Dataset excerpt →
******************************
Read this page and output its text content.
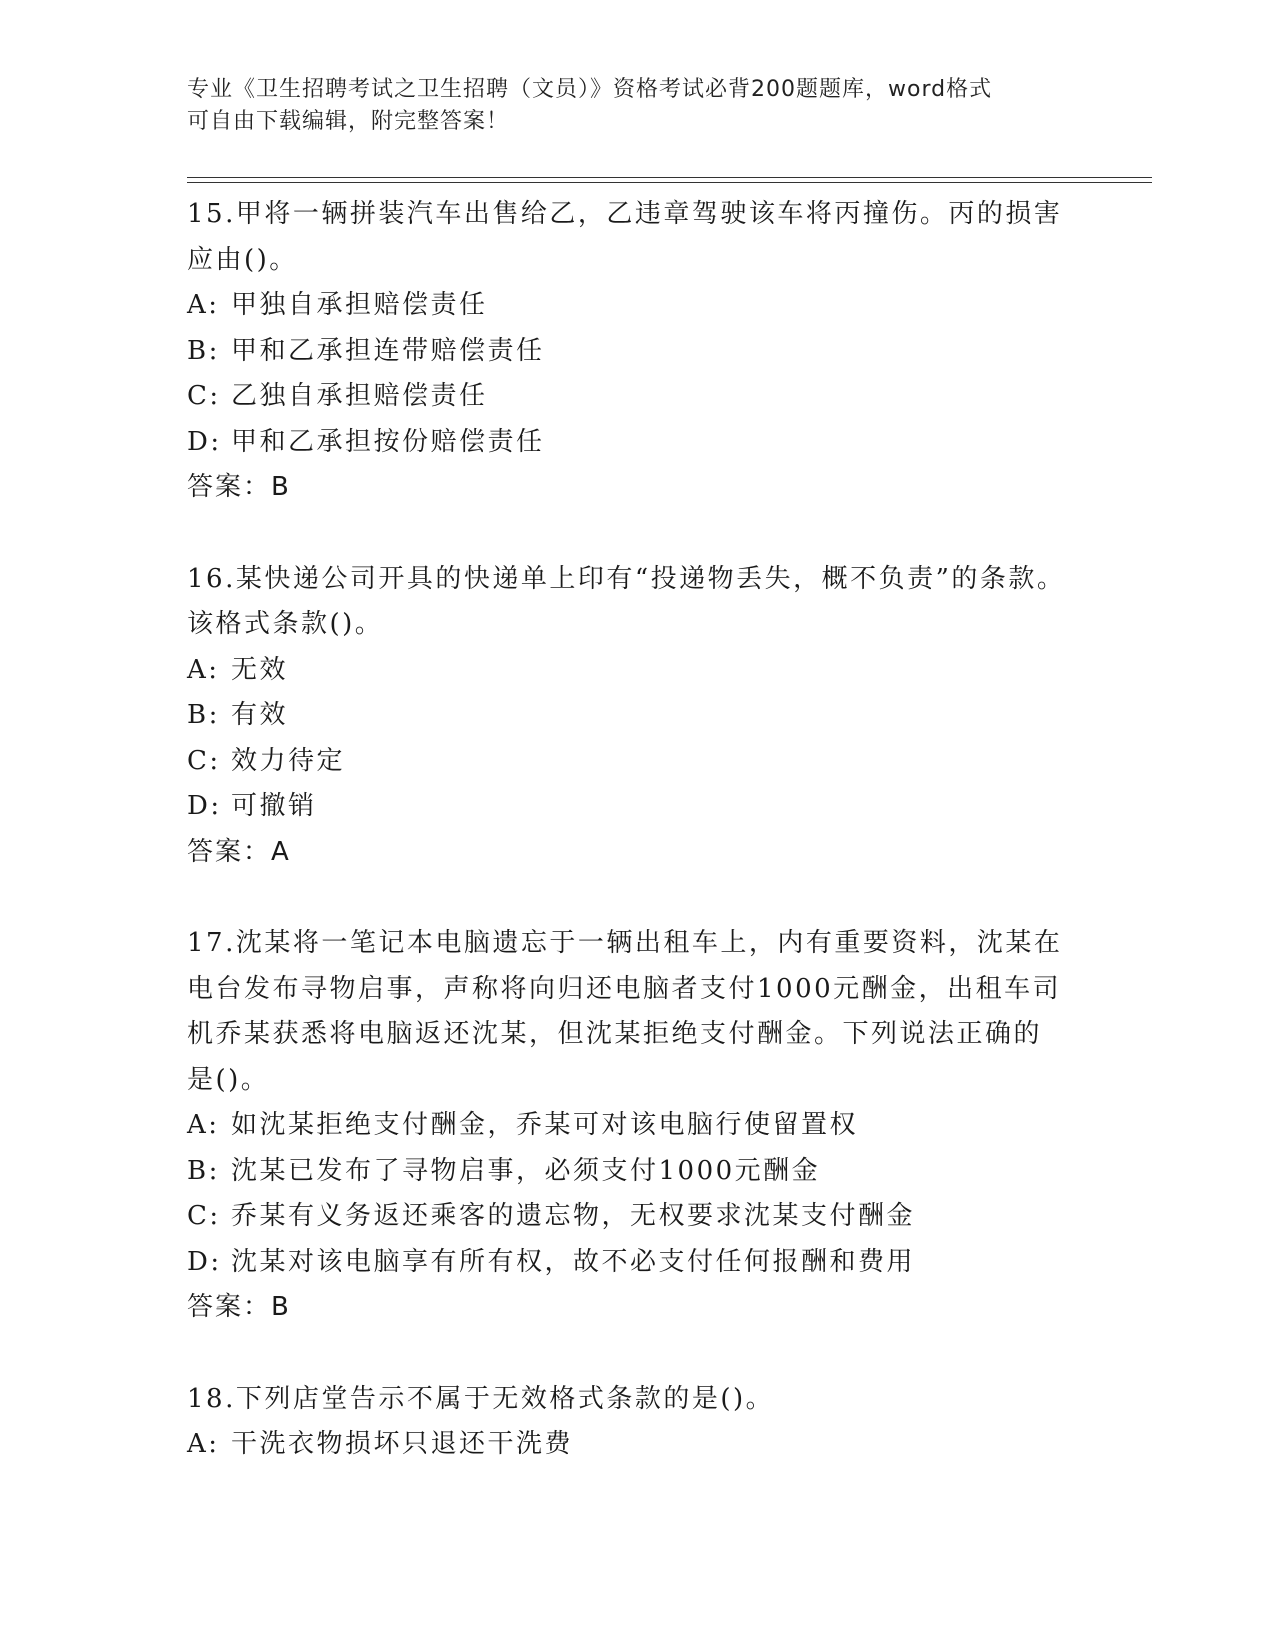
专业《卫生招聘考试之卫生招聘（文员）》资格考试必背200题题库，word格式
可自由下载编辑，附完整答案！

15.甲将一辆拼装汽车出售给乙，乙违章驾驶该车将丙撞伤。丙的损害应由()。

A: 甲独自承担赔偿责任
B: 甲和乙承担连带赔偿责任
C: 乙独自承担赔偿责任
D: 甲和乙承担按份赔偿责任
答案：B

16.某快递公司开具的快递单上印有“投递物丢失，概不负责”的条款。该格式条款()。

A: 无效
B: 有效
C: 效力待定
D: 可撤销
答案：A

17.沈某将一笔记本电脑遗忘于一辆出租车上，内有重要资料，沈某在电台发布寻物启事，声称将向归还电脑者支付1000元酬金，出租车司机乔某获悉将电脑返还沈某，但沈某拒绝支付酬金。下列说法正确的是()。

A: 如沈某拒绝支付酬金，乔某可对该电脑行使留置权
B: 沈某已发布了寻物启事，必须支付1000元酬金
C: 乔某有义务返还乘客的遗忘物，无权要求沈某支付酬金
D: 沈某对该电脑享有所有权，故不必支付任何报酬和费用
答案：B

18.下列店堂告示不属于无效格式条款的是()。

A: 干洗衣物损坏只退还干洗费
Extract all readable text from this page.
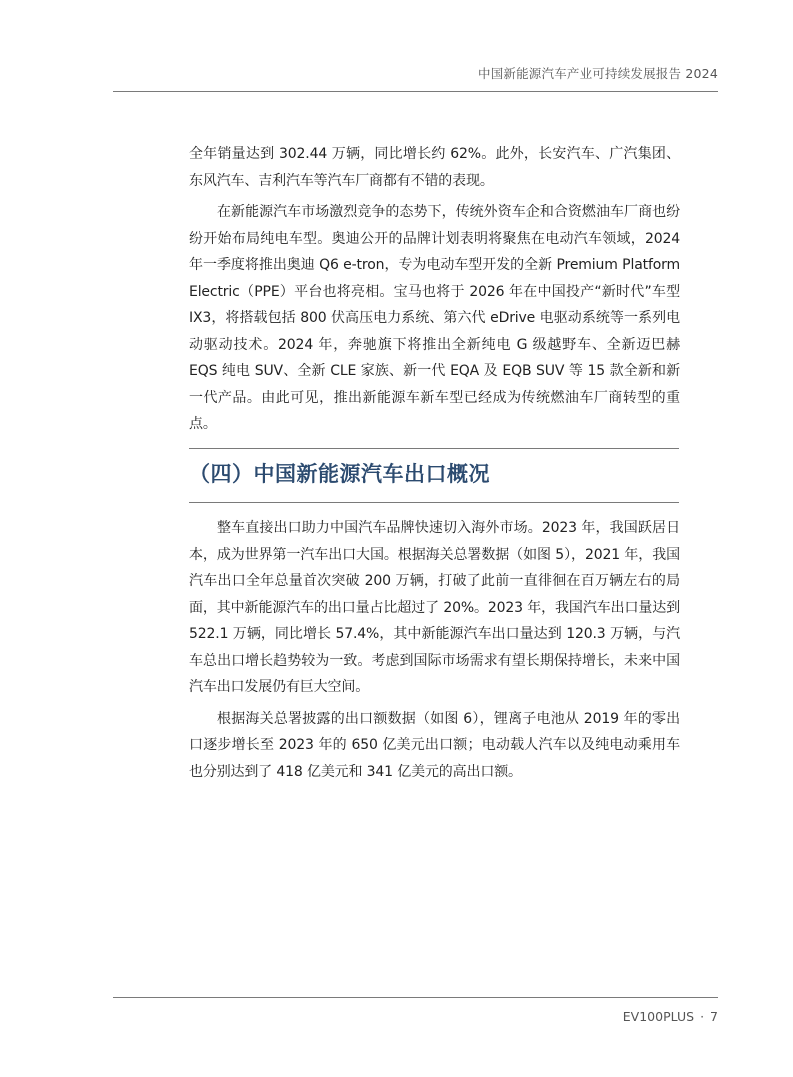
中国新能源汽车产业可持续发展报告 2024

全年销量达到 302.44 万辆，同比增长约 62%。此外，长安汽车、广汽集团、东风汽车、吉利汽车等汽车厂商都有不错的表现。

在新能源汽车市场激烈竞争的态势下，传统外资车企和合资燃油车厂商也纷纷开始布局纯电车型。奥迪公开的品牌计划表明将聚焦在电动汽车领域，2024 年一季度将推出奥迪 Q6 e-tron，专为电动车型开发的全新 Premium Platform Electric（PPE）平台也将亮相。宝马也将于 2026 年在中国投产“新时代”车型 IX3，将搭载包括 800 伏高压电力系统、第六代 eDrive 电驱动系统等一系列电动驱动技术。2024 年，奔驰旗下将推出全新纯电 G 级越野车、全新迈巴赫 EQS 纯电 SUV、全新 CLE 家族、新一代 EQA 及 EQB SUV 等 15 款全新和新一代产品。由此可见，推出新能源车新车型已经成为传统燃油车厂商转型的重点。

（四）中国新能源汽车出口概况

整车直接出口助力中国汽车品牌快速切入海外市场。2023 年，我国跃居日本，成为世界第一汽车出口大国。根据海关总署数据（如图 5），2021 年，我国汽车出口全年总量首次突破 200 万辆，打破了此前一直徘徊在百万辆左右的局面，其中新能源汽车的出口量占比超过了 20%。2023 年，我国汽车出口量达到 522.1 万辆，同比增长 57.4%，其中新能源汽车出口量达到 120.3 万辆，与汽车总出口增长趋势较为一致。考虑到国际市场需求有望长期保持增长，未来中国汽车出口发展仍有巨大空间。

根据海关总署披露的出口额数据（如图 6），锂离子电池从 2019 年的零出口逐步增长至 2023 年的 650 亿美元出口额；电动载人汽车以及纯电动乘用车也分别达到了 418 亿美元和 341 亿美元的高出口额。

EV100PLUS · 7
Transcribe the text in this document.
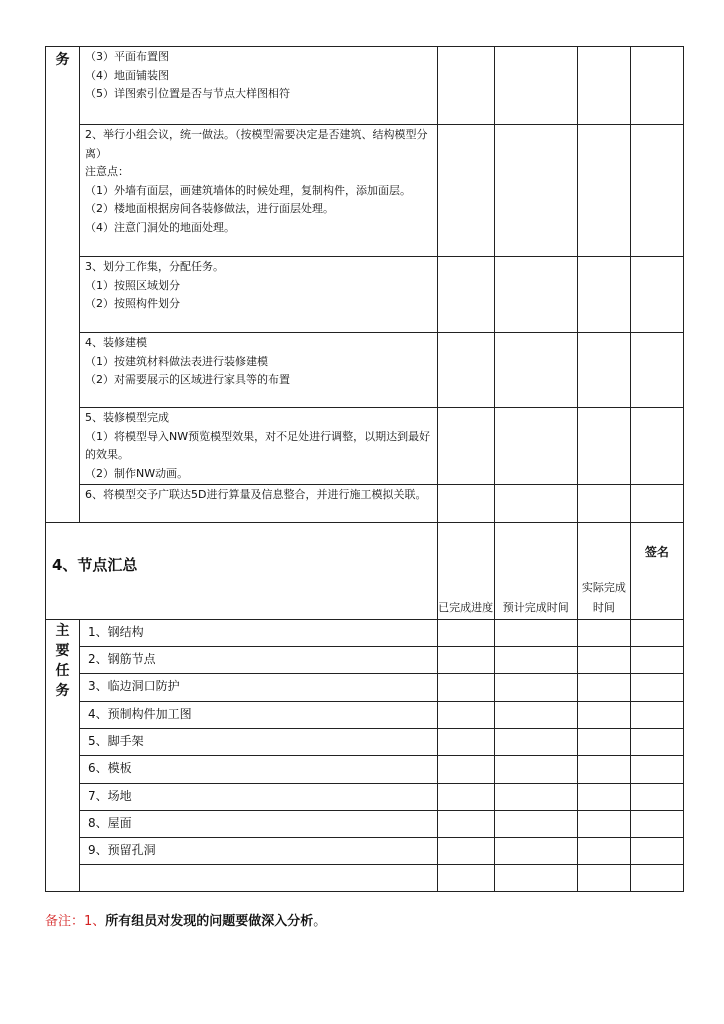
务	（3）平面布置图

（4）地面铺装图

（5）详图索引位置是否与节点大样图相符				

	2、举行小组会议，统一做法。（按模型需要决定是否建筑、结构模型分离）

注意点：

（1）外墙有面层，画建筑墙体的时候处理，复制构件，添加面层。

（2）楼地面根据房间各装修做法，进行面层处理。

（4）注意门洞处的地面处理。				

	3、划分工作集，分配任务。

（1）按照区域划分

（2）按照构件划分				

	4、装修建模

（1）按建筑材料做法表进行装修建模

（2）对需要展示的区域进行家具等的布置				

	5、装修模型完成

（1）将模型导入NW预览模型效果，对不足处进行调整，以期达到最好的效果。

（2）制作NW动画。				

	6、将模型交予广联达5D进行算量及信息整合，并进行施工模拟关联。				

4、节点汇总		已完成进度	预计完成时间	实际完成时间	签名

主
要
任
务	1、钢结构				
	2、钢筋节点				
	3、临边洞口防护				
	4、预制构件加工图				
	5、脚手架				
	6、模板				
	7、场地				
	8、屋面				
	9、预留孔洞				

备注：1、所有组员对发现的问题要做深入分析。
******************************
PROBLEM TO WORK ON →
Beginning with the line that contains "Extract all readable text from this page.", repeat every remaining line of the data exactly, the last line included, and omit pictures.

TASK OUTPUT →
Extract all readable text from this page.
中国新能源汽车产业可持续发展报告 2024

全年销量达到 302.44 万辆，同比增长约 62%。此外，长安汽车、广汽集团、东风汽车、吉利汽车等汽车厂商都有不错的表现。

在新能源汽车市场激烈竞争的态势下，传统外资车企和合资燃油车厂商也纷纷开始布局纯电车型。奥迪公开的品牌计划表明将聚焦在电动汽车领域，2024 年一季度将推出奥迪 Q6 e-tron，专为电动车型开发的全新 Premium Platform Electric（PPE）平台也将亮相。宝马也将于 2026 年在中国投产“新时代”车型 IX3，将搭载包括 800 伏高压电力系统、第六代 eDrive 电驱动系统等一系列电动驱动技术。2024 年，奔驰旗下将推出全新纯电 G 级越野车、全新迈巴赫 EQS 纯电 SUV、全新 CLE 家族、新一代 EQA 及 EQB SUV 等 15 款全新和新一代产品。由此可见，推出新能源车新车型已经成为传统燃油车厂商转型的重点。

（四）中国新能源汽车出口概况

整车直接出口助力中国汽车品牌快速切入海外市场。2023 年，我国跃居日本，成为世界第一汽车出口大国。根据海关总署数据（如图 5），2021 年，我国汽车出口全年总量首次突破 200 万辆，打破了此前一直徘徊在百万辆左右的局面，其中新能源汽车的出口量占比超过了 20%。2023 年，我国汽车出口量达到 522.1 万辆，同比增长 57.4%，其中新能源汽车出口量达到 120.3 万辆，与汽车总出口增长趋势较为一致。考虑到国际市场需求有望长期保持增长，未来中国汽车出口发展仍有巨大空间。

根据海关总署披露的出口额数据（如图 6），锂离子电池从 2019 年的零出口逐步增长至 2023 年的 650 亿美元出口额；电动载人汽车以及纯电动乘用车也分别达到了 418 亿美元和 341 亿美元的高出口额。

EV100PLUS · 7
Transcribe the text in this document.
务	（3）平面布置图

（4）地面铺装图

（5）详图索引位置是否与节点大样图相符				

	2、举行小组会议，统一做法。（按模型需要决定是否建筑、结构模型分离）

注意点：

（1）外墙有面层，画建筑墙体的时候处理，复制构件，添加面层。

（2）楼地面根据房间各装修做法，进行面层处理。

（4）注意门洞处的地面处理。				

	3、划分工作集，分配任务。

（1）按照区域划分

（2）按照构件划分				

	4、装修建模

（1）按建筑材料做法表进行装修建模

（2）对需要展示的区域进行家具等的布置				

	5、装修模型完成

（1）将模型导入NW预览模型效果，对不足处进行调整，以期达到最好的效果。

（2）制作NW动画。				

	6、将模型交予广联达5D进行算量及信息整合，并进行施工模拟关联。				

4、节点汇总		已完成进度	预计完成时间	实际完成时间	签名

主
要
任
务	1、钢结构				
	2、钢筋节点				
	3、临边洞口防护				
	4、预制构件加工图				
	5、脚手架				
	6、模板				
	7、场地				
	8、屋面				
	9、预留孔洞				

备注：1、所有组员对发现的问题要做深入分析。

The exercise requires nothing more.